Vidrine v. American Professional Credit, Inc.

Decision Date09 October 1996
Docket NumberNo. A96A1044,A96A1044
PartiesVIDRINE v. AMERICAN PROFESSIONAL CREDIT, INC.
CourtGeorgia Court of Appeals

Albert A. Chapar, Jr., Atlanta, for appellant.

Greer, Klosik & Daugherty, Hollis C. Cobb, Atlanta, for appellee.

ANDREWS, Judge.

While Kimberly Vidrine was leasing an apartment from Tahoe North Apartments (Tahoe), the apartment was damaged by a fire started by Vidrine's four-year-old son. Tahoe claimed Vidrine was liable to it under the terms of the lease for approximately $18,900 in fire damage. Metro Atlanta Properties (Metro), as the managing agent for Tahoe, hired American Professional Credit, Inc. (American), a collection agency, to collect the debt from Vidrine. After American initiated collection efforts, Vidrine disputed the debt and sued American alleging in three counts that its actions: (1) violated the Fair Debt Collection Practices Act (FDCPA) (15 U.S.C.A. §§ 1692-1692o); (2) defamed her and (3) intentionally inflicted emotional distress on her. The trial court granted summary judgment in favor of American on all three counts, and Vidrine appeals.

1. Vidrine alleged in Count 1 of the complaint that American violated §§ 1692e(2)(A), 1692e(7), and 1692e(8) of the FDCPA by making false representations to credit bureaus to which it furnished information concerning the claimed debt and by failing to inform the credit bureaus that she disputed the debt.

In finding there was no evidence that American violated § 1692e(8), the trial court ruled that American had no obligation under the FDCPA to report that the debt was disputed when it furnished information concerning the claimed debt to the credit bureaus. This ruling was clearly erroneous under the circumstances. Section 1692e prohibits a debt collector from using any false or misleading representation in the collection of a debt. Subsection (8) of § 1692e specifically provides that a debt collector violates this section by "[c]ommunicating or threatening to communicate to any person credit information which is known or which should be known to be false, including the failure to communicate that a disputed debt is disputed."

• [COMPLETE THE FOLLOWING]:
a: In the court opinion, who started the fire that damaged the apartment?
b: Return the passage of the court opinion starting with "Decision Date09 October" and going on through "Atlanta, for appellee.".
The records below come from a different source than the court opinion.

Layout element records
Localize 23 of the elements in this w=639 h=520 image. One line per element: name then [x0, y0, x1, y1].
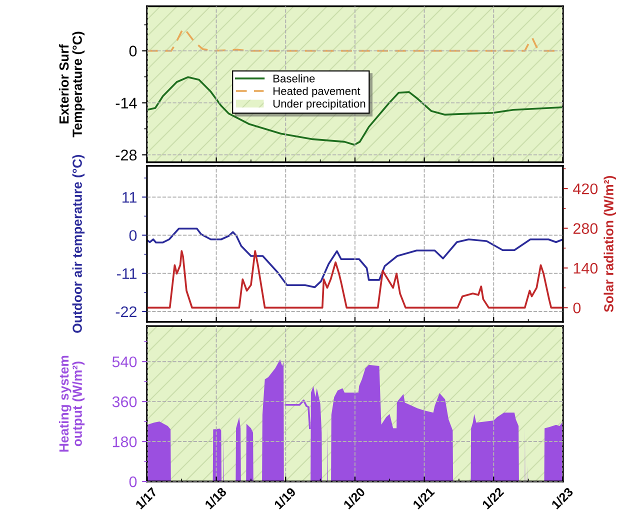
y-tick-label: -14	[116, 98, 137, 108]
y-tick-label: -22	[116, 306, 136, 318]
y-tick-label: 540	[112, 356, 137, 368]
y2-tick-label: 0	[573, 302, 581, 314]
band-label: Under precipitation	[273, 99, 366, 110]
y-tick-label: -11	[116, 268, 137, 279]
y-tick-label: 0	[129, 476, 137, 488]
y-tick-label: 360	[112, 396, 137, 408]
legend-label: Heated pavement	[274, 86, 360, 98]
legend-label: Baseline	[274, 74, 315, 82]
y2-axis-title: Solar radiation (W/m²)	[604, 176, 616, 312]
y2-tick-label: 140	[574, 262, 598, 274]
y-tick-label: 180	[112, 436, 137, 448]
y2-tick-label: 420	[573, 183, 598, 194]
y-axis-title: Heating system output (W/m²)	[58, 356, 85, 452]
x-tick-label: 1/21	[412, 486, 436, 510]
y-tick-label: 0	[129, 46, 137, 56]
y-axis-title: Exterior Surf Temperature (°C)	[59, 32, 85, 138]
y2-tick-label: 280	[573, 223, 598, 234]
y-tick-label: -28	[116, 150, 137, 160]
y-tick-label: 0	[129, 230, 137, 241]
y-tick-label: 11	[122, 192, 137, 203]
y-axis-title: Outdoor air temperature (°C)	[72, 155, 85, 333]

• [THE ANSWERS]:
a: Vidrine's four-year-old son started the fire.

b:
Decision Date09 October 1996
Docket NumberNo. A96A1044,A96A1044
PartiesVIDRINE v. AMERICAN PROFESSIONAL CREDIT, INC.
CourtGeorgia Court of Appeals

Albert A. Chapar, Jr., Atlanta, for appellant.

Greer, Klosik & Daugherty, Hollis C. Cobb, Atlanta, for appellee.